→ **WHAT YOU WILL DO**
Collect all the lines that mention the word "name".

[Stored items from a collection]
====
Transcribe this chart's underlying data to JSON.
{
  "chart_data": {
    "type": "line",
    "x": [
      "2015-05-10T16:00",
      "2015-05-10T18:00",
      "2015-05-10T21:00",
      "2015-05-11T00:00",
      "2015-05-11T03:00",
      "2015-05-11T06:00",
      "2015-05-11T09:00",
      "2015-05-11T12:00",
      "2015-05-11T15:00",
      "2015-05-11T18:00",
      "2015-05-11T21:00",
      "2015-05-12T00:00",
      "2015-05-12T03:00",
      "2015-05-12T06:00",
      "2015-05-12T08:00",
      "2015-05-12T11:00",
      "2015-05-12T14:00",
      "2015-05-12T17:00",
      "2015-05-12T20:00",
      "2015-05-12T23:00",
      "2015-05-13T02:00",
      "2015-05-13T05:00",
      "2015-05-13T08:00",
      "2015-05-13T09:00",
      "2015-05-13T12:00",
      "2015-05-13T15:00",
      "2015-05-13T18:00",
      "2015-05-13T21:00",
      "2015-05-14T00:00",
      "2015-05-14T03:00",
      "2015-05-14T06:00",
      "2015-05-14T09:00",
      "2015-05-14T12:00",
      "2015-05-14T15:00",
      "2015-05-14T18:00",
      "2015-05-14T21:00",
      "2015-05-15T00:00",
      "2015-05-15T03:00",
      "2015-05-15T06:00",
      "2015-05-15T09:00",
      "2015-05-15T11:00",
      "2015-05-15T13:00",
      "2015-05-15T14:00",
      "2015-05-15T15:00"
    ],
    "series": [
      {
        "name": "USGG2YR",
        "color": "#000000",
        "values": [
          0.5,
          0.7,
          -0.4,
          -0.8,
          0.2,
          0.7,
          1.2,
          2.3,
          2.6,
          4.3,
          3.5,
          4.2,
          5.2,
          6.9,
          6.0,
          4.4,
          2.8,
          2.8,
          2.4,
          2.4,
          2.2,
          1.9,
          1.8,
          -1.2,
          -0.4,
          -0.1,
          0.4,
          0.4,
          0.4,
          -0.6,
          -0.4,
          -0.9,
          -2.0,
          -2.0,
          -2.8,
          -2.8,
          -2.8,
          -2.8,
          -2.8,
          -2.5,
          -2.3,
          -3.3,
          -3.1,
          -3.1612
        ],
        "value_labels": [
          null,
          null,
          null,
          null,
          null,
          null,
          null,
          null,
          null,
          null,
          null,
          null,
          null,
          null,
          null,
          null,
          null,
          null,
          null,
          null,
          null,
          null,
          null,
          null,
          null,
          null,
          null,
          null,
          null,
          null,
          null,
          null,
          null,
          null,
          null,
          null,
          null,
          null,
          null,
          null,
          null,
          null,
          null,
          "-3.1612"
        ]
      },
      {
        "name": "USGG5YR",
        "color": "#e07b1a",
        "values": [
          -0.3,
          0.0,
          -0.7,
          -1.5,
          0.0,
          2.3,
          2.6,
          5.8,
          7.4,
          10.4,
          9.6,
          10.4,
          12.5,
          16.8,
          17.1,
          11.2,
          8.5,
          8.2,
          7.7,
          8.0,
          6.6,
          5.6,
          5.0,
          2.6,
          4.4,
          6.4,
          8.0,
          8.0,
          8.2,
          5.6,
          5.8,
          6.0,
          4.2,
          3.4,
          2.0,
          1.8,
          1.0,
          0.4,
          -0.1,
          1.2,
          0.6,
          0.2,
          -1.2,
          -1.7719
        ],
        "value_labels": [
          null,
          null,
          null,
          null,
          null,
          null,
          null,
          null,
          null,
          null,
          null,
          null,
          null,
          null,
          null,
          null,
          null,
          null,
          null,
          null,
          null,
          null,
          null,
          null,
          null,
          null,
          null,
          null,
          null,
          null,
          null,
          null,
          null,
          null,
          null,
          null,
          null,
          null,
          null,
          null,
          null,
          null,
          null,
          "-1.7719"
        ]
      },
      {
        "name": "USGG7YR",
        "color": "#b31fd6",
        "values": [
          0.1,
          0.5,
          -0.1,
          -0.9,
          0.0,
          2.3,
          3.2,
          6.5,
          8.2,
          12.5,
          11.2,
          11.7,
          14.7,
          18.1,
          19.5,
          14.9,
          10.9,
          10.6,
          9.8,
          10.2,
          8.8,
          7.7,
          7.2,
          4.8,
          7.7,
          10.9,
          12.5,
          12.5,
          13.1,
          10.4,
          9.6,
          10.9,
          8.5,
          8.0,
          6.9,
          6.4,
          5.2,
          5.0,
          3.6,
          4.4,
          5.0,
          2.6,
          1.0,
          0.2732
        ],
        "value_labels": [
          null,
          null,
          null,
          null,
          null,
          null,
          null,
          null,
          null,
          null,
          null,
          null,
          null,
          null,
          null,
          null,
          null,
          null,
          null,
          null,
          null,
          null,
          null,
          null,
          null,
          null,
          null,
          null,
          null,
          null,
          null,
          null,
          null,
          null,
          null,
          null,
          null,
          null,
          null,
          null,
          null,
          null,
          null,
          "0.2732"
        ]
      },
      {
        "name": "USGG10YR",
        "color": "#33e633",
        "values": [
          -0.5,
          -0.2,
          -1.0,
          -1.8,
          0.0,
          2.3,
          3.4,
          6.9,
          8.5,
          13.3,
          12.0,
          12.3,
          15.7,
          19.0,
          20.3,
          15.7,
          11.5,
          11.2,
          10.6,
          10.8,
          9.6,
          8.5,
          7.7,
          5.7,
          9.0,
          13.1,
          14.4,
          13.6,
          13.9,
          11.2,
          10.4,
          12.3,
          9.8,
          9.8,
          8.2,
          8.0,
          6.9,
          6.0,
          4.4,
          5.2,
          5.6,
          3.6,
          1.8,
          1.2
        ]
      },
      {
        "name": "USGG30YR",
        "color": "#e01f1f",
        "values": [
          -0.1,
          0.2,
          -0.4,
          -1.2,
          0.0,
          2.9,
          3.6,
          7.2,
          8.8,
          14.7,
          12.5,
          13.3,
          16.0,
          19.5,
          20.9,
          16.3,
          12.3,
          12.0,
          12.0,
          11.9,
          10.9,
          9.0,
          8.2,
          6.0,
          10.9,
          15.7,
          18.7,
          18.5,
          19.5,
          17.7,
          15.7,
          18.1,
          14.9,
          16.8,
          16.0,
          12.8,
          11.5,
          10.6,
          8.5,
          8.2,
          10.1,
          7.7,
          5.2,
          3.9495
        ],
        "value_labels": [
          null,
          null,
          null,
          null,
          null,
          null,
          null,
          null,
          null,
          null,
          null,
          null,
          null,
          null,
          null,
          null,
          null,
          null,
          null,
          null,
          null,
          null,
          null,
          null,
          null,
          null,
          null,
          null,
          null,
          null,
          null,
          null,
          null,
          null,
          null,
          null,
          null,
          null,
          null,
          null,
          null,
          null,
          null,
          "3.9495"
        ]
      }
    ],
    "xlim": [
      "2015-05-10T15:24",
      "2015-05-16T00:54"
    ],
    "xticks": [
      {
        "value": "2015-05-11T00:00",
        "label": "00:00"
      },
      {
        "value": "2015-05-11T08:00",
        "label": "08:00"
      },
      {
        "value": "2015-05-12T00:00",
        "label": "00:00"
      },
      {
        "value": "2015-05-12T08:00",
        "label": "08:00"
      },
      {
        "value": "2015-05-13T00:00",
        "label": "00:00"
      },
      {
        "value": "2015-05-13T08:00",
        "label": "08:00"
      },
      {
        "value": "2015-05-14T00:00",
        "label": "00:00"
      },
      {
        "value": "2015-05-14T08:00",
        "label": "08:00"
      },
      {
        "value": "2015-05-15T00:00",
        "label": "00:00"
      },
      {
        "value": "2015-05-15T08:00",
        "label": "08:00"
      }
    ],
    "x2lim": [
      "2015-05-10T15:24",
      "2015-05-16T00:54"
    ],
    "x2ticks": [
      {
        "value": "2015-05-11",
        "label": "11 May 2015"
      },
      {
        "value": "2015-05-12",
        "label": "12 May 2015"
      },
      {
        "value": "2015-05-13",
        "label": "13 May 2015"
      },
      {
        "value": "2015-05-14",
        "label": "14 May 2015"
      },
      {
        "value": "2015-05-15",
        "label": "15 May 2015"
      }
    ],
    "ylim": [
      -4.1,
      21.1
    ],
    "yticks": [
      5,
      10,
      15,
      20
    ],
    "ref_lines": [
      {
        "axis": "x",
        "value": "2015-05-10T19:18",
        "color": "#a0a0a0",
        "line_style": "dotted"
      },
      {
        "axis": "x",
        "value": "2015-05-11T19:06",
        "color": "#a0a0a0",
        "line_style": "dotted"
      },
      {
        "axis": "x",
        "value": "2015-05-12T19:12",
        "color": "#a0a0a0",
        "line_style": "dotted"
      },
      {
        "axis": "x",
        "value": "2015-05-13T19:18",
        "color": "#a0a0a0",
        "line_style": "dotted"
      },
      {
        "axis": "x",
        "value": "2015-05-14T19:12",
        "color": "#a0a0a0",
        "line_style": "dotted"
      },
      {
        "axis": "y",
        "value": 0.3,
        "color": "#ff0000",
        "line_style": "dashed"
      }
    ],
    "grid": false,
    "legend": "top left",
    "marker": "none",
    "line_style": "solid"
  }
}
====
→ **RESULT FOR THIS EXERCISE**
        "name": "USGG2YR",
        "name": "USGG5YR",
        "name": "USGG7YR",
        "name": "USGG10YR",
        "name": "USGG30YR",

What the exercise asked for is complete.